** Exercise instructions **
Copy each line below that contains "Quiz".

** Listed entries **
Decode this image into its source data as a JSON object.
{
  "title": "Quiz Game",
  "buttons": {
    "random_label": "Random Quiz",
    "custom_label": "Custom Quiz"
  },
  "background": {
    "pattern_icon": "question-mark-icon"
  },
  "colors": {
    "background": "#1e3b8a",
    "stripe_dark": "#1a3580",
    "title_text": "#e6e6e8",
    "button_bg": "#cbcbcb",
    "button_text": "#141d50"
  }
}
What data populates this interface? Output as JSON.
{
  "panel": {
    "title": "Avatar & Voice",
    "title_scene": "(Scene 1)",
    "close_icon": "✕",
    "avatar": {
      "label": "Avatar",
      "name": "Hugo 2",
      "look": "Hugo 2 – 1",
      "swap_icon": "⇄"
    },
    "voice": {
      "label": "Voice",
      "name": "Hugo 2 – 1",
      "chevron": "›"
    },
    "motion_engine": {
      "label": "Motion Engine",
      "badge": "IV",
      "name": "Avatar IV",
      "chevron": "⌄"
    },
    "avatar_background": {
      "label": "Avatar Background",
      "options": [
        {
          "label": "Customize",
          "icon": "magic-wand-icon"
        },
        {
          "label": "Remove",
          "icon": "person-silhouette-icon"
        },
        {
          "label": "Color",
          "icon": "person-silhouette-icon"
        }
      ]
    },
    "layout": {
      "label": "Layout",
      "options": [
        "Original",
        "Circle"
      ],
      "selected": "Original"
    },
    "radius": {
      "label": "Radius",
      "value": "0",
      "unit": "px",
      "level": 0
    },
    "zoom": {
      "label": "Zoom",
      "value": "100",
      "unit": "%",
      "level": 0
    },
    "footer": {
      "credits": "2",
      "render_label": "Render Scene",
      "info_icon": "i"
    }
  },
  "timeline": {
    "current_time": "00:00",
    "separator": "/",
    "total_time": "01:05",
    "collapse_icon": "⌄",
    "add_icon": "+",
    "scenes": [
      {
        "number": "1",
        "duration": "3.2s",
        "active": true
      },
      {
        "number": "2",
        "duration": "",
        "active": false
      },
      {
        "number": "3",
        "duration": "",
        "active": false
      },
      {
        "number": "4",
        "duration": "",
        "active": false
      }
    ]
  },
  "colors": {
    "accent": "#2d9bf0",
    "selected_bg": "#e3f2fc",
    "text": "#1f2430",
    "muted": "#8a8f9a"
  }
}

** The response **
  "title": "Quiz Game",
    "random_label": "Random Quiz",
    "custom_label": "Custom Quiz"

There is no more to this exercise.